▶ [THE REQUEST]
Report each line of the data that includes the word "this".

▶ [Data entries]

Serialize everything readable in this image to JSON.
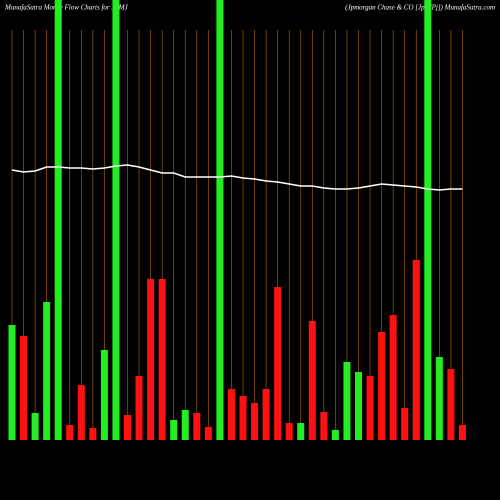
{
  "chart_data": {
    "type": "bar",
    "title": "MunafaSutra  Money Flow  Charts for JPMJ",
    "subtitle": "(Jpmorgan  Chase  & CO [Jpm/Pj])  MunafaSutra.com",
    "categories": [
      null,
      null,
      null,
      null,
      null,
      null,
      null,
      null,
      null,
      null,
      null,
      null,
      null,
      null,
      null,
      null,
      null,
      null,
      null,
      null,
      null,
      null,
      null,
      null,
      null,
      null,
      null,
      null,
      null,
      null,
      null,
      null,
      null,
      null,
      null,
      null,
      null,
      null,
      null,
      null
    ],
    "values": [
      115,
      104,
      27,
      138,
      440,
      15,
      55,
      12,
      90,
      440,
      25,
      64,
      161,
      161,
      20,
      30,
      27,
      13,
      440,
      51,
      44,
      37,
      51,
      153,
      17,
      17,
      119,
      28,
      10,
      78,
      68,
      64,
      108,
      125,
      32,
      180,
      440,
      83,
      71,
      15
    ],
    "colors": [
      "#22ee22",
      "#ff1111",
      "#22ee22",
      "#22ee22",
      "#22ee22",
      "#ff1111",
      "#ff1111",
      "#ff1111",
      "#22ee22",
      "#22ee22",
      "#ff1111",
      "#ff1111",
      "#ff1111",
      "#ff1111",
      "#22ee22",
      "#22ee22",
      "#ff1111",
      "#ff1111",
      "#22ee22",
      "#ff1111",
      "#ff1111",
      "#ff1111",
      "#ff1111",
      "#ff1111",
      "#ff1111",
      "#22ee22",
      "#ff1111",
      "#ff1111",
      "#22ee22",
      "#22ee22",
      "#22ee22",
      "#ff1111",
      "#ff1111",
      "#ff1111",
      "#ff1111",
      "#ff1111",
      "#22ee22",
      "#22ee22",
      "#ff1111",
      "#ff1111"
    ],
    "ylim": [
      0,
      440
    ],
    "line": {
      "color": "#ffffff",
      "values": [
        270,
        268,
        269,
        273,
        273,
        272,
        272,
        271,
        272,
        274,
        275,
        273,
        270,
        267,
        267,
        263,
        263,
        263,
        263,
        264,
        262,
        261,
        259,
        258,
        256,
        254,
        254,
        252,
        251,
        251,
        252,
        254,
        256,
        255,
        254,
        253,
        251,
        250,
        251,
        251
      ]
    },
    "y2lim": [
      0,
      440
    ],
    "grid_color": "#b8650a"
  }
}
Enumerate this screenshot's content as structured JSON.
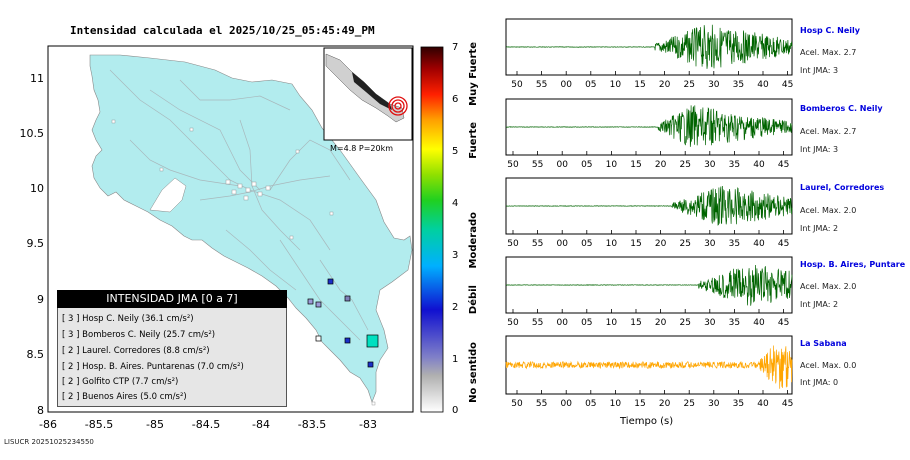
{
  "title": "Intensidad calculada el 2025/10/25_05:45:49_PM",
  "footer_id": "LISUCR 20251025234550",
  "map": {
    "lat_ticks": [
      "11",
      "10.5",
      "10",
      "9.5",
      "9",
      "8.5",
      "8"
    ],
    "lon_ticks": [
      "-86",
      "-85.5",
      "-85",
      "-84.5",
      "-84",
      "-83.5",
      "-83"
    ],
    "inset_label": "M=4.8 P=20km",
    "land_color": "#b2ecee",
    "sea_color": "#ffffff",
    "epicenter_marker_color": "#e01010"
  },
  "legend": {
    "header": "INTENSIDAD JMA [0 a 7]",
    "rows": [
      {
        "level": "[ 3 ]",
        "name": "Hosp C. Neily",
        "value": "(36.1 cm/s²)"
      },
      {
        "level": "[ 3 ]",
        "name": "Bomberos C. Neily",
        "value": "(25.7 cm/s²)"
      },
      {
        "level": "[ 2 ]",
        "name": "Laurel. Corredores",
        "value": "(8.8 cm/s²)"
      },
      {
        "level": "[ 2 ]",
        "name": "Hosp. B. Aires. Puntarenas",
        "value": "(7.0 cm/s²)"
      },
      {
        "level": "[ 2 ]",
        "name": "Golfito CTP",
        "value": "(7.7 cm/s²)"
      },
      {
        "level": "[ 2 ]",
        "name": "Buenos Aires",
        "value": "(5.0 cm/s²)"
      }
    ]
  },
  "colorbar": {
    "ticks": [
      "7",
      "6",
      "5",
      "4",
      "3",
      "2",
      "1",
      "0"
    ],
    "labels": [
      "Muy Fuerte",
      "Fuerte",
      "Moderado",
      "Débil",
      "No sentido"
    ]
  },
  "stations": [
    {
      "name": "Hosp C. Neily",
      "accel": "Acel. Max. 2.7",
      "jma": "Int JMA: 3",
      "trace_color": "#006400"
    },
    {
      "name": "Bomberos C. Neily",
      "accel": "Acel. Max. 2.7",
      "jma": "Int JMA: 3",
      "trace_color": "#006400"
    },
    {
      "name": "Laurel, Corredores",
      "accel": "Acel. Max. 2.0",
      "jma": "Int JMA: 2",
      "trace_color": "#006400"
    },
    {
      "name": "Hosp. B. Aires, Puntare",
      "accel": "Acel. Max. 2.0",
      "jma": "Int JMA: 2",
      "trace_color": "#006400"
    },
    {
      "name": "La Sabana",
      "accel": "Acel. Max. 0.0",
      "jma": "Int JMA: 0",
      "trace_color": "#ffa500"
    }
  ],
  "time_ticks": [
    "50",
    "55",
    "00",
    "05",
    "10",
    "15",
    "20",
    "25",
    "30",
    "35",
    "40",
    "45"
  ],
  "xaxis_label": "Tiempo (s)"
}
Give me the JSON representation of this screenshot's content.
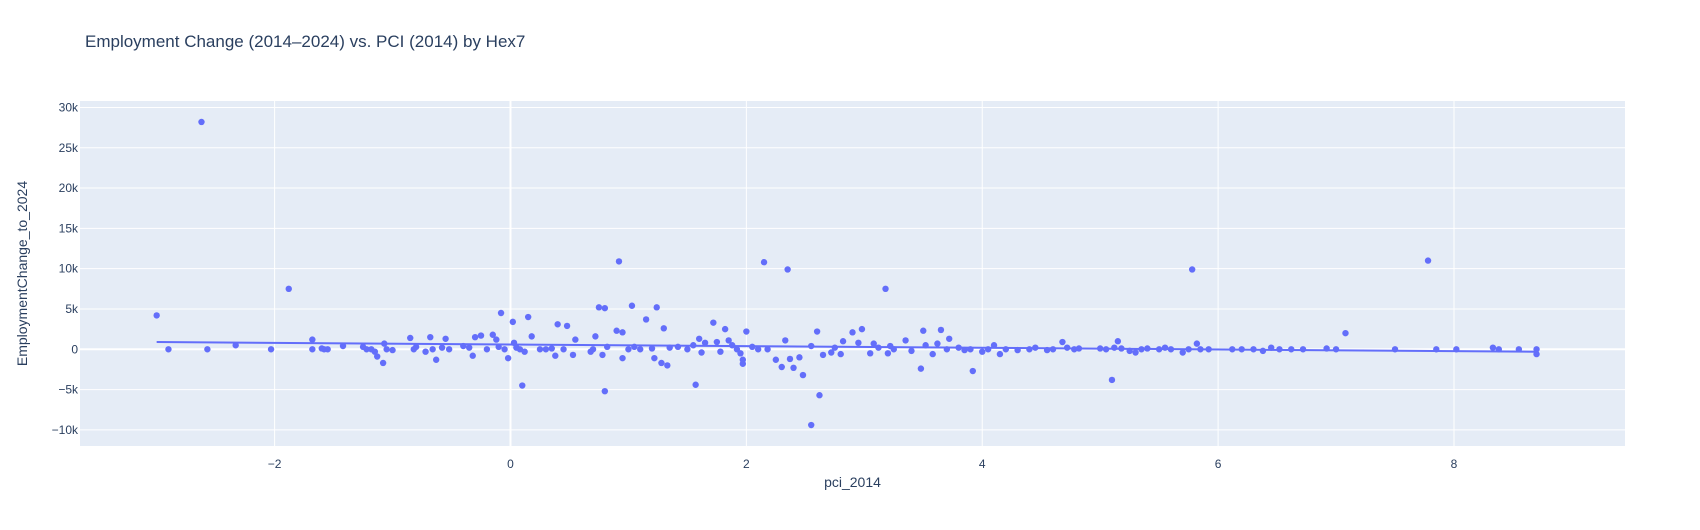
{
  "chart_data": {
    "type": "scatter",
    "title": "Employment Change (2014–2024) vs. PCI (2014) by Hex7",
    "xlabel": "pci_2014",
    "ylabel": "EmploymentChange_to_2024",
    "xlim": [
      -3.65,
      9.45
    ],
    "ylim": [
      -12000,
      30800
    ],
    "xticks": [
      -2,
      0,
      2,
      4,
      6,
      8
    ],
    "xtick_labels": [
      "−2",
      "0",
      "2",
      "4",
      "6",
      "8"
    ],
    "yticks": [
      -10000,
      -5000,
      0,
      5000,
      10000,
      15000,
      20000,
      25000,
      30000
    ],
    "ytick_labels": [
      "−10k",
      "−5k",
      "0",
      "5k",
      "10k",
      "15k",
      "20k",
      "25k",
      "30k"
    ],
    "grid": true,
    "colors": {
      "marker": "#636efa",
      "trend": "#636efa",
      "plot_bg": "#e5ecf6",
      "grid": "#ffffff",
      "text": "#2a3f5f"
    },
    "trendline": {
      "x": [
        -3.0,
        8.7
      ],
      "y": [
        900,
        -300
      ]
    },
    "points": [
      {
        "x": -2.62,
        "y": 28200
      },
      {
        "x": -3.0,
        "y": 4200
      },
      {
        "x": -2.9,
        "y": 0
      },
      {
        "x": -2.57,
        "y": 0
      },
      {
        "x": -2.33,
        "y": 500
      },
      {
        "x": -2.03,
        "y": 0
      },
      {
        "x": -1.88,
        "y": 7500
      },
      {
        "x": -1.68,
        "y": 1200
      },
      {
        "x": -1.68,
        "y": 0
      },
      {
        "x": -1.6,
        "y": 100
      },
      {
        "x": -1.58,
        "y": 0
      },
      {
        "x": -1.55,
        "y": 0
      },
      {
        "x": -1.42,
        "y": 400
      },
      {
        "x": -1.25,
        "y": 300
      },
      {
        "x": -1.22,
        "y": 0
      },
      {
        "x": -1.18,
        "y": 0
      },
      {
        "x": -1.15,
        "y": -300
      },
      {
        "x": -1.13,
        "y": -900
      },
      {
        "x": -1.08,
        "y": -1700
      },
      {
        "x": -1.07,
        "y": 700
      },
      {
        "x": -1.05,
        "y": 0
      },
      {
        "x": -1.0,
        "y": -100
      },
      {
        "x": -0.85,
        "y": 1400
      },
      {
        "x": -0.82,
        "y": 0
      },
      {
        "x": -0.8,
        "y": 300
      },
      {
        "x": -0.72,
        "y": -300
      },
      {
        "x": -0.68,
        "y": 1500
      },
      {
        "x": -0.66,
        "y": 0
      },
      {
        "x": -0.63,
        "y": -1300
      },
      {
        "x": -0.58,
        "y": 200
      },
      {
        "x": -0.55,
        "y": 1300
      },
      {
        "x": -0.52,
        "y": 0
      },
      {
        "x": -0.4,
        "y": 400
      },
      {
        "x": -0.35,
        "y": 200
      },
      {
        "x": -0.32,
        "y": -800
      },
      {
        "x": -0.3,
        "y": 1500
      },
      {
        "x": -0.25,
        "y": 1700
      },
      {
        "x": -0.2,
        "y": 0
      },
      {
        "x": -0.15,
        "y": 1800
      },
      {
        "x": -0.12,
        "y": 1200
      },
      {
        "x": -0.1,
        "y": 300
      },
      {
        "x": -0.08,
        "y": 4500
      },
      {
        "x": -0.05,
        "y": 0
      },
      {
        "x": -0.02,
        "y": -1100
      },
      {
        "x": 0.02,
        "y": 3400
      },
      {
        "x": 0.03,
        "y": 800
      },
      {
        "x": 0.05,
        "y": 200
      },
      {
        "x": 0.08,
        "y": 0
      },
      {
        "x": 0.1,
        "y": -4500
      },
      {
        "x": 0.12,
        "y": -300
      },
      {
        "x": 0.15,
        "y": 4000
      },
      {
        "x": 0.18,
        "y": 1600
      },
      {
        "x": 0.25,
        "y": 0
      },
      {
        "x": 0.3,
        "y": 0
      },
      {
        "x": 0.35,
        "y": 100
      },
      {
        "x": 0.38,
        "y": -800
      },
      {
        "x": 0.4,
        "y": 3100
      },
      {
        "x": 0.45,
        "y": 0
      },
      {
        "x": 0.48,
        "y": 2900
      },
      {
        "x": 0.53,
        "y": -700
      },
      {
        "x": 0.55,
        "y": 1200
      },
      {
        "x": 0.68,
        "y": -300
      },
      {
        "x": 0.7,
        "y": 0
      },
      {
        "x": 0.72,
        "y": 1600
      },
      {
        "x": 0.75,
        "y": 5200
      },
      {
        "x": 0.78,
        "y": -700
      },
      {
        "x": 0.8,
        "y": 5100
      },
      {
        "x": 0.8,
        "y": -5200
      },
      {
        "x": 0.82,
        "y": 300
      },
      {
        "x": 0.9,
        "y": 2300
      },
      {
        "x": 0.92,
        "y": 10900
      },
      {
        "x": 0.95,
        "y": 2100
      },
      {
        "x": 0.95,
        "y": -1100
      },
      {
        "x": 1.0,
        "y": 0
      },
      {
        "x": 1.03,
        "y": 5400
      },
      {
        "x": 1.05,
        "y": 300
      },
      {
        "x": 1.1,
        "y": 0
      },
      {
        "x": 1.15,
        "y": 3700
      },
      {
        "x": 1.2,
        "y": 100
      },
      {
        "x": 1.22,
        "y": -1100
      },
      {
        "x": 1.24,
        "y": 5200
      },
      {
        "x": 1.28,
        "y": -1700
      },
      {
        "x": 1.3,
        "y": 2600
      },
      {
        "x": 1.33,
        "y": -2000
      },
      {
        "x": 1.35,
        "y": 200
      },
      {
        "x": 1.42,
        "y": 300
      },
      {
        "x": 1.5,
        "y": 0
      },
      {
        "x": 1.55,
        "y": 500
      },
      {
        "x": 1.57,
        "y": -4400
      },
      {
        "x": 1.6,
        "y": 1300
      },
      {
        "x": 1.62,
        "y": -400
      },
      {
        "x": 1.65,
        "y": 800
      },
      {
        "x": 1.72,
        "y": 3300
      },
      {
        "x": 1.75,
        "y": 900
      },
      {
        "x": 1.78,
        "y": -300
      },
      {
        "x": 1.82,
        "y": 2500
      },
      {
        "x": 1.85,
        "y": 1100
      },
      {
        "x": 1.88,
        "y": 500
      },
      {
        "x": 1.92,
        "y": 0
      },
      {
        "x": 1.95,
        "y": -500
      },
      {
        "x": 1.97,
        "y": -1300
      },
      {
        "x": 1.97,
        "y": -1800
      },
      {
        "x": 2.0,
        "y": 2200
      },
      {
        "x": 2.05,
        "y": 300
      },
      {
        "x": 2.1,
        "y": 0
      },
      {
        "x": 2.15,
        "y": 10800
      },
      {
        "x": 2.18,
        "y": 0
      },
      {
        "x": 2.25,
        "y": -1300
      },
      {
        "x": 2.3,
        "y": -2200
      },
      {
        "x": 2.33,
        "y": 1100
      },
      {
        "x": 2.35,
        "y": 9900
      },
      {
        "x": 2.37,
        "y": -1200
      },
      {
        "x": 2.4,
        "y": -2300
      },
      {
        "x": 2.45,
        "y": -1000
      },
      {
        "x": 2.48,
        "y": -3200
      },
      {
        "x": 2.55,
        "y": 400
      },
      {
        "x": 2.55,
        "y": -9400
      },
      {
        "x": 2.6,
        "y": 2200
      },
      {
        "x": 2.62,
        "y": -5700
      },
      {
        "x": 2.65,
        "y": -700
      },
      {
        "x": 2.72,
        "y": -400
      },
      {
        "x": 2.75,
        "y": 200
      },
      {
        "x": 2.8,
        "y": -600
      },
      {
        "x": 2.82,
        "y": 1000
      },
      {
        "x": 2.9,
        "y": 2100
      },
      {
        "x": 2.95,
        "y": 800
      },
      {
        "x": 2.98,
        "y": 2500
      },
      {
        "x": 3.05,
        "y": -500
      },
      {
        "x": 3.08,
        "y": 700
      },
      {
        "x": 3.12,
        "y": 200
      },
      {
        "x": 3.18,
        "y": 7500
      },
      {
        "x": 3.2,
        "y": -500
      },
      {
        "x": 3.22,
        "y": 400
      },
      {
        "x": 3.25,
        "y": 0
      },
      {
        "x": 3.35,
        "y": 1100
      },
      {
        "x": 3.4,
        "y": -200
      },
      {
        "x": 3.48,
        "y": -2400
      },
      {
        "x": 3.5,
        "y": 2300
      },
      {
        "x": 3.52,
        "y": 500
      },
      {
        "x": 3.58,
        "y": -600
      },
      {
        "x": 3.62,
        "y": 700
      },
      {
        "x": 3.65,
        "y": 2400
      },
      {
        "x": 3.7,
        "y": 0
      },
      {
        "x": 3.72,
        "y": 1300
      },
      {
        "x": 3.8,
        "y": 200
      },
      {
        "x": 3.85,
        "y": -100
      },
      {
        "x": 3.9,
        "y": 0
      },
      {
        "x": 3.92,
        "y": -2700
      },
      {
        "x": 4.0,
        "y": -300
      },
      {
        "x": 4.05,
        "y": 0
      },
      {
        "x": 4.1,
        "y": 500
      },
      {
        "x": 4.15,
        "y": -600
      },
      {
        "x": 4.2,
        "y": 0
      },
      {
        "x": 4.3,
        "y": -100
      },
      {
        "x": 4.4,
        "y": 0
      },
      {
        "x": 4.45,
        "y": 200
      },
      {
        "x": 4.55,
        "y": -100
      },
      {
        "x": 4.6,
        "y": 0
      },
      {
        "x": 4.68,
        "y": 900
      },
      {
        "x": 4.72,
        "y": 200
      },
      {
        "x": 4.78,
        "y": 0
      },
      {
        "x": 4.82,
        "y": 100
      },
      {
        "x": 5.0,
        "y": 100
      },
      {
        "x": 5.05,
        "y": 0
      },
      {
        "x": 5.1,
        "y": -3800
      },
      {
        "x": 5.12,
        "y": 200
      },
      {
        "x": 5.15,
        "y": 1000
      },
      {
        "x": 5.18,
        "y": 100
      },
      {
        "x": 5.25,
        "y": -200
      },
      {
        "x": 5.3,
        "y": -400
      },
      {
        "x": 5.35,
        "y": 0
      },
      {
        "x": 5.4,
        "y": 100
      },
      {
        "x": 5.5,
        "y": 0
      },
      {
        "x": 5.55,
        "y": 200
      },
      {
        "x": 5.6,
        "y": 0
      },
      {
        "x": 5.7,
        "y": -400
      },
      {
        "x": 5.75,
        "y": 0
      },
      {
        "x": 5.78,
        "y": 9900
      },
      {
        "x": 5.82,
        "y": 700
      },
      {
        "x": 5.85,
        "y": 0
      },
      {
        "x": 5.92,
        "y": 0
      },
      {
        "x": 6.12,
        "y": 0
      },
      {
        "x": 6.2,
        "y": 0
      },
      {
        "x": 6.3,
        "y": 0
      },
      {
        "x": 6.38,
        "y": -200
      },
      {
        "x": 6.45,
        "y": 200
      },
      {
        "x": 6.52,
        "y": 0
      },
      {
        "x": 6.62,
        "y": 0
      },
      {
        "x": 6.72,
        "y": 0
      },
      {
        "x": 6.92,
        "y": 100
      },
      {
        "x": 7.0,
        "y": 0
      },
      {
        "x": 7.08,
        "y": 2000
      },
      {
        "x": 7.5,
        "y": 0
      },
      {
        "x": 7.78,
        "y": 11000
      },
      {
        "x": 7.85,
        "y": 0
      },
      {
        "x": 8.02,
        "y": 0
      },
      {
        "x": 8.33,
        "y": 200
      },
      {
        "x": 8.38,
        "y": 0
      },
      {
        "x": 8.55,
        "y": 0
      },
      {
        "x": 8.7,
        "y": 0
      },
      {
        "x": 8.7,
        "y": -600
      }
    ]
  }
}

▶ [TASK RESPONSE]
Serialize everything readable in this image to JSON.
Enumerate this screenshot's content as structured JSON.
Give me the JSON representation of this screenshot's content.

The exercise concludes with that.